Written request: Pick every line with "Analytics" from the material below.

-- Start of Data records --

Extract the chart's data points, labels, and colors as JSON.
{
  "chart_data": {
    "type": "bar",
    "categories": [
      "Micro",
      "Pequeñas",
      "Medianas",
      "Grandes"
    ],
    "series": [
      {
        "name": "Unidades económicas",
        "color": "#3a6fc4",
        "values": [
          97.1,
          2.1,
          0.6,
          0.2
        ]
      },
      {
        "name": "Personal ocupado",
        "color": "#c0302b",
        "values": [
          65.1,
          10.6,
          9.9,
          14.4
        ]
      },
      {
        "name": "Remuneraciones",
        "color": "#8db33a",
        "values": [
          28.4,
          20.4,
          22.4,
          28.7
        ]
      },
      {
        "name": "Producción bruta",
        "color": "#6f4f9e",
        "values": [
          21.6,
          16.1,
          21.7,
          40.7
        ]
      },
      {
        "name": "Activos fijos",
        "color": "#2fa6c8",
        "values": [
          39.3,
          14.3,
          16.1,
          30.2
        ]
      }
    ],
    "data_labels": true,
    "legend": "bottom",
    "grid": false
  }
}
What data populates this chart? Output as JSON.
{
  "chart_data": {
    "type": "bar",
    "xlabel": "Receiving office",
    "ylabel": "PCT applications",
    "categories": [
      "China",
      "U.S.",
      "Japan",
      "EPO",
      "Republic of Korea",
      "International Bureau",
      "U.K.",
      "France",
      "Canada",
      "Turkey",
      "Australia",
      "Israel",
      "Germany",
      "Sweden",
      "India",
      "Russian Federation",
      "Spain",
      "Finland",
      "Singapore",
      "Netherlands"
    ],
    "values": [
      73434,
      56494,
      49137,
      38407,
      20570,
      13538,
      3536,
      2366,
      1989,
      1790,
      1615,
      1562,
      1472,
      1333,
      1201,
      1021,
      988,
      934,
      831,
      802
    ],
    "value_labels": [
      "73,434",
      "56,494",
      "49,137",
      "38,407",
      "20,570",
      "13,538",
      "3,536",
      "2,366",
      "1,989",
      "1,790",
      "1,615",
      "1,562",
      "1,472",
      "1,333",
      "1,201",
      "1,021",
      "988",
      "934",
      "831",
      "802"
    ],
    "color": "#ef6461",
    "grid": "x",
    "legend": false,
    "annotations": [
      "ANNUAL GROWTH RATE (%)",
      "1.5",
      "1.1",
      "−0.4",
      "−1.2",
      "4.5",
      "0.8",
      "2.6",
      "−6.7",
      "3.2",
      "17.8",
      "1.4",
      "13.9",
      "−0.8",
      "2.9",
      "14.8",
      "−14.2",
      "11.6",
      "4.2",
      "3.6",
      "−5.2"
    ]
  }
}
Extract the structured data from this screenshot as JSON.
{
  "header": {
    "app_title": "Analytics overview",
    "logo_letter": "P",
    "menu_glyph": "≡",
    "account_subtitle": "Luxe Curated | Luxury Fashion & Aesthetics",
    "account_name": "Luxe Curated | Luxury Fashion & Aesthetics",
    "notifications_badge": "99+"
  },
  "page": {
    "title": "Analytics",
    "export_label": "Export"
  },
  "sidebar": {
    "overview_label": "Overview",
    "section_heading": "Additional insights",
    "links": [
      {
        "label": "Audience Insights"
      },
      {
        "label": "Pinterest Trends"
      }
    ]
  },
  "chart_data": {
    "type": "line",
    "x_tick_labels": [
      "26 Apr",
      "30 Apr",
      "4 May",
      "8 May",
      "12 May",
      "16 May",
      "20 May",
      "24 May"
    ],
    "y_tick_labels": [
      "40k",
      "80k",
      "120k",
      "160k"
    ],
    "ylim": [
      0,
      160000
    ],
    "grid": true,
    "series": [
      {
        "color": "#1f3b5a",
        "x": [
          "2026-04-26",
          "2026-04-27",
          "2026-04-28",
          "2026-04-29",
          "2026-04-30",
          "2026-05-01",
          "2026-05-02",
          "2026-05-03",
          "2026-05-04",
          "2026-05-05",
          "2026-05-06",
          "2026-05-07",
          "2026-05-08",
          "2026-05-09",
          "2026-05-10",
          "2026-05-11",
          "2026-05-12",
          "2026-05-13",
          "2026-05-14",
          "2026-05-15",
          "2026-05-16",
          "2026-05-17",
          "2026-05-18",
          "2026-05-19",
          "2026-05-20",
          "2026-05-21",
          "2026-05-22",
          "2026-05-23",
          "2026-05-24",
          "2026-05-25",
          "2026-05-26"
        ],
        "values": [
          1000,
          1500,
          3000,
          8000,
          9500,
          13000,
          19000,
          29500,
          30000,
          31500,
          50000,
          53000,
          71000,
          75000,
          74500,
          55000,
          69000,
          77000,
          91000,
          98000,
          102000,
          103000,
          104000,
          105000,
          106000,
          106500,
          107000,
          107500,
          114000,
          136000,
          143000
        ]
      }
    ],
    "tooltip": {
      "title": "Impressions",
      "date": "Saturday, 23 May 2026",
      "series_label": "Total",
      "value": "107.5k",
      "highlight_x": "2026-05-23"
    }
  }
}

-- End of Data records --

Solution:
    "app_title": "Analytics overview",
    "title": "Analytics",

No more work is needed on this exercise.